WHAT TO WORK ON:
Records follow. Copy every line with "Soja".
START MATERIAL FOR THE TASK
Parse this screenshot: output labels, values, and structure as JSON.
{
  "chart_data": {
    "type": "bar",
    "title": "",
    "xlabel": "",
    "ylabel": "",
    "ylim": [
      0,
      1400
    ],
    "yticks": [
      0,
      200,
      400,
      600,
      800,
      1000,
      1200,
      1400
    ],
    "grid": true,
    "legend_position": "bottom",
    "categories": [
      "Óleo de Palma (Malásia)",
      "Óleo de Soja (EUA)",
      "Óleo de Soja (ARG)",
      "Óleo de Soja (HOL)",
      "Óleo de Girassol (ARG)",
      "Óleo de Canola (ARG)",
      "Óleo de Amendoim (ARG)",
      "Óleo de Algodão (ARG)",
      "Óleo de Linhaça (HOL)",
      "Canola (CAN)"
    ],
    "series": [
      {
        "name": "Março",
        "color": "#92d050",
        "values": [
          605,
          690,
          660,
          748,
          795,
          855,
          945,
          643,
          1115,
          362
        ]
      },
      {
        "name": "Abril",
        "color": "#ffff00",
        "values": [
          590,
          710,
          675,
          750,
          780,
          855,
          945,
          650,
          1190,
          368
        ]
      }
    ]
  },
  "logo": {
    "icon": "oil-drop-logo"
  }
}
END MATERIAL FOR THE TASK
FINAL RESULT:
      "Óleo de Soja (EUA)",
      "Óleo de Soja (ARG)",
      "Óleo de Soja (HOL)",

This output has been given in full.